------ 原文 ------
ここで、母粒子を親水性有機粒子単独の粒子(一次粒子)で構成した形態の場合、インク受容性粒子がインクを受容する際、インクがインク受容性粒子に付着すると、少なくともインクの液体成分を親水性有機粒子によってインク液体成分が吸液される。
このようにして、インク受容性粒子はインクを受容する。そして、インクを受容したインク受容性粒子を記録媒体に転写することで、記録が行われる。
他方、母粒子を少なくとも親水性有機粒子が集合した複合体粒子で構成した形態の場合、インク受容性粒子がインクを受容する際、まず、インクがインク受容性粒子に付着すると、少なくともインクの液体成分を複合体粒子を構成する粒子(少なくとも親水性有機粒子)間の空隙(以下、粒子間空隙をトラップ構造と称する場合がある)により捕獲(トラップ)する。このとき、インクの成分のうち記録材は、インク受容性粒子表面に付着又はトラップ構造により捕獲(トラップ)される。このようにして、インク受容性粒子はインクを受容する。そして、インクを受容したインク受容性粒子を記録媒体に転写することで、記録が行われる。
このトラップ構造によるインク液体成分の捕獲(トラップ)は、粒子間の空隙(物理的な粒子壁構造)による物理的及び/又は化学的な捕獲である。
そして、母粒子を少なくとも親水性有機粒子が集合した複合体粒子で構成した形態を適用することで、当該複合体粒子を構成する粒子間の空隙(物理的な粒子壁構造)による捕獲(トラップ)に加え、親水性有機粒子によってインク液体成分が吸液・保持される。
また、親水性有機粒子によってもインク液体成分が吸収、保持される。
また、インク受容性粒子の転写後、インク受容性粒子を構成する親水性有機粒子の成分は、インクに含まれる記録材の結着樹脂や被覆樹脂としても機能する。さらに、インク受容性粒子が複合体粒子の場合、そのトラップ構造に記録材をトラップする。特に、インク受容性粒子を構成する親水性有機粒子の成分として、透明樹脂を適用することが望ましい。
------ 与えられたデータ ------
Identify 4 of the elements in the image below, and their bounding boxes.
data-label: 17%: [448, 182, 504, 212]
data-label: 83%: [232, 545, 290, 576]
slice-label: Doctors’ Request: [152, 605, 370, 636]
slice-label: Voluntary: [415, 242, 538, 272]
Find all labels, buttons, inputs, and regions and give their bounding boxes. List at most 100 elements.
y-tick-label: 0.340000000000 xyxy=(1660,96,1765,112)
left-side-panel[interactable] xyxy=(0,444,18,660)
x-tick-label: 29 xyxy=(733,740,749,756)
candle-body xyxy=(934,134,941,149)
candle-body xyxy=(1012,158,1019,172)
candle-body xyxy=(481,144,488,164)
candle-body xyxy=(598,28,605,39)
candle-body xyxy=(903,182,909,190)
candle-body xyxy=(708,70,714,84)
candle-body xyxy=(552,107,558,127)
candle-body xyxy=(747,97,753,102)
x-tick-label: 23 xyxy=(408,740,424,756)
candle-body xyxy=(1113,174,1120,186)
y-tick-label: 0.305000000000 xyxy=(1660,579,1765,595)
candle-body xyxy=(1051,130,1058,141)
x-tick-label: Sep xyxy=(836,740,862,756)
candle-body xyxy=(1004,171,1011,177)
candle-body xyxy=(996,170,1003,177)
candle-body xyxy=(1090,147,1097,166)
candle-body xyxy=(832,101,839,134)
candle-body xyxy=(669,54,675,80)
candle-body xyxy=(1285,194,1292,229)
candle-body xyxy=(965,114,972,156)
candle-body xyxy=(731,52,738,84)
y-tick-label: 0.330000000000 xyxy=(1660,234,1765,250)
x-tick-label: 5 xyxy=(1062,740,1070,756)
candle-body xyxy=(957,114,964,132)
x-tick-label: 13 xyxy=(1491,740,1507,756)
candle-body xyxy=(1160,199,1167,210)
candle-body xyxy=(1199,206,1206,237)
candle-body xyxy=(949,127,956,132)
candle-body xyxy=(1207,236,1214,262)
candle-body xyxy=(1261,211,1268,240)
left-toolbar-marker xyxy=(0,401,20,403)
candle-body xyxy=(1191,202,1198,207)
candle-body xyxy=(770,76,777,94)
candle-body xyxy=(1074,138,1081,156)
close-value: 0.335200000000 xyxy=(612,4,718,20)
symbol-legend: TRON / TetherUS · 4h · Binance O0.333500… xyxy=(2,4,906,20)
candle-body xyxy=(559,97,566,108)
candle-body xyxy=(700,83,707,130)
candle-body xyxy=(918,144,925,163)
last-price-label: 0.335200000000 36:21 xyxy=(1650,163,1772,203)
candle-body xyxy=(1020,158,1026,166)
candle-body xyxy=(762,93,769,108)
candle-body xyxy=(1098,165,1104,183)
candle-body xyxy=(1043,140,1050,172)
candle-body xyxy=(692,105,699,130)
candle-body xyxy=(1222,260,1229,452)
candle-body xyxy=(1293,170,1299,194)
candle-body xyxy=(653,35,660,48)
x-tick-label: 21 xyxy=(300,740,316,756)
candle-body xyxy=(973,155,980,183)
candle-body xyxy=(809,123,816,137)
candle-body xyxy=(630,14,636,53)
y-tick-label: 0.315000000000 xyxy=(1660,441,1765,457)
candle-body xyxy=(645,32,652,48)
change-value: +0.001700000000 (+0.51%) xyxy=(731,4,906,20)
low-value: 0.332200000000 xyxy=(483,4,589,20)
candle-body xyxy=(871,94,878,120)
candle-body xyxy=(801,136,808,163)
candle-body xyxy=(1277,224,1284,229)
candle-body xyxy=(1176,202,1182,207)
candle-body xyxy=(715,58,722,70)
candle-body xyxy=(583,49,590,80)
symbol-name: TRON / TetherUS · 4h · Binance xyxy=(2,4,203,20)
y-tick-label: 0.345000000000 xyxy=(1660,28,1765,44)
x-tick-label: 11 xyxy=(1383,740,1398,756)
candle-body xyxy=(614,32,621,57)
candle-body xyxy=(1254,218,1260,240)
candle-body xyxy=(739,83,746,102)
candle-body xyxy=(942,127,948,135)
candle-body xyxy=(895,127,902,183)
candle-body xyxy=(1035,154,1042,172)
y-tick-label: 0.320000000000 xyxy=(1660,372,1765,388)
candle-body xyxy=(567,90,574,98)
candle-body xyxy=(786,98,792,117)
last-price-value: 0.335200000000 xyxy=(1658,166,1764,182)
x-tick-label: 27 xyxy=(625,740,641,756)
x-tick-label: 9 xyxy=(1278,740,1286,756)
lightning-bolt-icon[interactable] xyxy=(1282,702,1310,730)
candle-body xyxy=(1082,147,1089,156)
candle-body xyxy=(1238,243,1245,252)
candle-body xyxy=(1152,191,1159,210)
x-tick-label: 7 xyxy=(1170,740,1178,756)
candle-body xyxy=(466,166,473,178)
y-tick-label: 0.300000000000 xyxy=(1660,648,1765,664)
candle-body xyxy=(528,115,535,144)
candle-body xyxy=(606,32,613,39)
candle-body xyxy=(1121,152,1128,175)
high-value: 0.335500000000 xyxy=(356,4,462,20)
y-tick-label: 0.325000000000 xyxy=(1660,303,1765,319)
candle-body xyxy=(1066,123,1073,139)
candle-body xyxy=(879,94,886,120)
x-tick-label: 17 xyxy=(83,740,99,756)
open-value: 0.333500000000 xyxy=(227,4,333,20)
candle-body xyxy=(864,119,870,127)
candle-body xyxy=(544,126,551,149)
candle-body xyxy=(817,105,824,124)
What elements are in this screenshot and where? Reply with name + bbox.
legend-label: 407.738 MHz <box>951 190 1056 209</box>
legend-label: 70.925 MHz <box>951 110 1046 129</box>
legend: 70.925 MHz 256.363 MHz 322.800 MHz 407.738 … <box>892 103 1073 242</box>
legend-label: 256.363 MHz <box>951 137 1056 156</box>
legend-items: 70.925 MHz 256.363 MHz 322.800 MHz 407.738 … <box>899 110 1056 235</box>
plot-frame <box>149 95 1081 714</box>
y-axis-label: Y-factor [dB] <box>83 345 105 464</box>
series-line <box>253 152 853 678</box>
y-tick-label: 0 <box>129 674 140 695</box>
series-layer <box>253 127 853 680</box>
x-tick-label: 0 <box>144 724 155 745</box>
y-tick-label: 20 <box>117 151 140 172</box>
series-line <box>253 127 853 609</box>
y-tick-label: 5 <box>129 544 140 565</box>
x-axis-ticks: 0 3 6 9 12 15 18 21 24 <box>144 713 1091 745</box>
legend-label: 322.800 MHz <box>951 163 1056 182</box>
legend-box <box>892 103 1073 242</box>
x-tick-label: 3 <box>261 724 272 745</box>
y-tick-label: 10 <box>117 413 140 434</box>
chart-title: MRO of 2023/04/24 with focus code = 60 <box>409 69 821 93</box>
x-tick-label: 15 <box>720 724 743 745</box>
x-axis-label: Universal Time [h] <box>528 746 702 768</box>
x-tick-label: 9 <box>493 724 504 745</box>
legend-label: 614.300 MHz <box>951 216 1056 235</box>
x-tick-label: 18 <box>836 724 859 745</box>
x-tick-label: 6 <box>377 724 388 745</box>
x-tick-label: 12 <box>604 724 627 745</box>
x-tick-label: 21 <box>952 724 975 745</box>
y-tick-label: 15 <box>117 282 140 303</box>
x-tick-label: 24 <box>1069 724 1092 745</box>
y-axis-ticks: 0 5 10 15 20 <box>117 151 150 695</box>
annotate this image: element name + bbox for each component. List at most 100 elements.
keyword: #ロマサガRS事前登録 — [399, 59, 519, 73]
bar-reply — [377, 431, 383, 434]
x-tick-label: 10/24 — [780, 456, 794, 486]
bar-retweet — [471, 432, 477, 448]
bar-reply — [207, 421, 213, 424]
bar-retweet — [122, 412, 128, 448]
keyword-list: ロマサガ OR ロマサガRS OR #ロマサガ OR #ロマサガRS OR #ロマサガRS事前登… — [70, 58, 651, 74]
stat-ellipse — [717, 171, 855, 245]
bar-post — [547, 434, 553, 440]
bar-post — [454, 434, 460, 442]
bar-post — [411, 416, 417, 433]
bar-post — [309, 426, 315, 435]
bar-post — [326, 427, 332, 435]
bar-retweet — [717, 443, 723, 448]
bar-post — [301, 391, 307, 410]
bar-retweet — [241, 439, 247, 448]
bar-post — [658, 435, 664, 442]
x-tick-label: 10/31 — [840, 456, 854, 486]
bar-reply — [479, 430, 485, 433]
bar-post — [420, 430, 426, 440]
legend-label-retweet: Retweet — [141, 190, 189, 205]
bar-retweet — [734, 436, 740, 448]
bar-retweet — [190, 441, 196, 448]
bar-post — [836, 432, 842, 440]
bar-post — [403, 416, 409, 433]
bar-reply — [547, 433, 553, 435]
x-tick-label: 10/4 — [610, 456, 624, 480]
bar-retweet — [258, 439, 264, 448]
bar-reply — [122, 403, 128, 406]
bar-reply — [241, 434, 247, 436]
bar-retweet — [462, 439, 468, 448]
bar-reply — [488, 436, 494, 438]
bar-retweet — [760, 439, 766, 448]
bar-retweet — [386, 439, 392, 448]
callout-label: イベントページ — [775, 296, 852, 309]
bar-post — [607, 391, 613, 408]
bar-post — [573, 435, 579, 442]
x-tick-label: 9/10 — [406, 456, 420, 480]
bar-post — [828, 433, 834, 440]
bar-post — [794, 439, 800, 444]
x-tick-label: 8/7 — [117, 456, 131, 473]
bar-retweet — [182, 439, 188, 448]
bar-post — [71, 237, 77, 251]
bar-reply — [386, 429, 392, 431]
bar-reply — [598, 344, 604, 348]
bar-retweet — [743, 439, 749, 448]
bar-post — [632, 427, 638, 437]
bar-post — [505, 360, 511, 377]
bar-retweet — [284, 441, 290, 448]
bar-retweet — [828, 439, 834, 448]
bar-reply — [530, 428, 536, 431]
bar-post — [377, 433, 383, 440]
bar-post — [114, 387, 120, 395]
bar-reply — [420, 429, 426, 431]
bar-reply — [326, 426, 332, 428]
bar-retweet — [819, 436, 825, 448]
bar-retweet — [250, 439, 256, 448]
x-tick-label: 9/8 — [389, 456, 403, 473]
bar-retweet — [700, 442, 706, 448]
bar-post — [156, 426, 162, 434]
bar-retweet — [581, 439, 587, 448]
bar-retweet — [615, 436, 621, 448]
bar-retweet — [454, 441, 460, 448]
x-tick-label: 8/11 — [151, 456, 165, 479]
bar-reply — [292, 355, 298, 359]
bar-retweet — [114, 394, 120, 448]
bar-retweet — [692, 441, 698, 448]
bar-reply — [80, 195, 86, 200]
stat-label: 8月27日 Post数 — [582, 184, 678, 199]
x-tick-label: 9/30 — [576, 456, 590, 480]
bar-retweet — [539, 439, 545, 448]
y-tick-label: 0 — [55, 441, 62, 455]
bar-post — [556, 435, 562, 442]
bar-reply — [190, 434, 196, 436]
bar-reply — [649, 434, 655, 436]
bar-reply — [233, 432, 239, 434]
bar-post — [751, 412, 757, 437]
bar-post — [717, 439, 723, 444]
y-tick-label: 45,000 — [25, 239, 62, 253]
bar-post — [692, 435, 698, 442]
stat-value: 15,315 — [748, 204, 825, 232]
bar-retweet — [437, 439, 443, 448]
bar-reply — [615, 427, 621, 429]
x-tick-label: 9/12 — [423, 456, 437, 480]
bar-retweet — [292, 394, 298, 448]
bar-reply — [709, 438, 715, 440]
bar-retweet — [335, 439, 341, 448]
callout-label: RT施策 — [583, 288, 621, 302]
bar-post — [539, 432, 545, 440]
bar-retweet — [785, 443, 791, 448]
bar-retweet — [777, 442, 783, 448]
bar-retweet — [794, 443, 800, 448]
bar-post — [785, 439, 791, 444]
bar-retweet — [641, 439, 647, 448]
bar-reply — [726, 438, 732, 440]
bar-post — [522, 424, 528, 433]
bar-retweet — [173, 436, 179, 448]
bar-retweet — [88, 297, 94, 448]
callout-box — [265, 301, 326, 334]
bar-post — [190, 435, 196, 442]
------
• **練習問題**:
1 – インク受容性粒子についての原文で丸括弧の中に書かれている語句を、重複を除いてすべて書き出しなさい。
2 – インク受容性粒子についての原文の最後の文に続けて、その先を書き継ぎなさい。
データはこの課題には関係しない。

• **解答**:
1 –
一次粒子
少なくとも親水性有機粒子
以下、粒子間空隙をトラップ構造と称する場合がある
トラップ
物理的な粒子壁構造

2 –
なお、記録材として顔料等の不溶成分、分散粒子状物を用いたインク(例えば顔料インク)の定着性(耐擦性)を改善するためにはインクに多量の樹脂添加が必要だが、インク(その処理液含む)中に多量のポリマーを添加すると、インク吐出手段のノズル目詰り等の信頼性が悪化してしまう。これに対し、上記構成では、インク受容性粒子を構成する有機樹脂成分が当該樹脂の機能を果たすことも可能である。
ここで、「前記複合体粒子を構成する粒子間の空隙」、即ち「トラップ構造」は、少なくとも液体を捕獲し得る物理的な粒子壁構造である。そして、この空隙の大きさは、最大口径で、0.1μm以上5μm以下であることが望ましく、より望ましくは0.3μm以上1μm以下である。特に、空隙の大きさは、記録材、特に例えば体積平均粒径100nmの顔料をトラップし得る大きさであることがよい。なお、最大開口径が50nm未満の微細孔が存在してもよい。また、空隙や毛細管は粒子内部で通じていることがよい。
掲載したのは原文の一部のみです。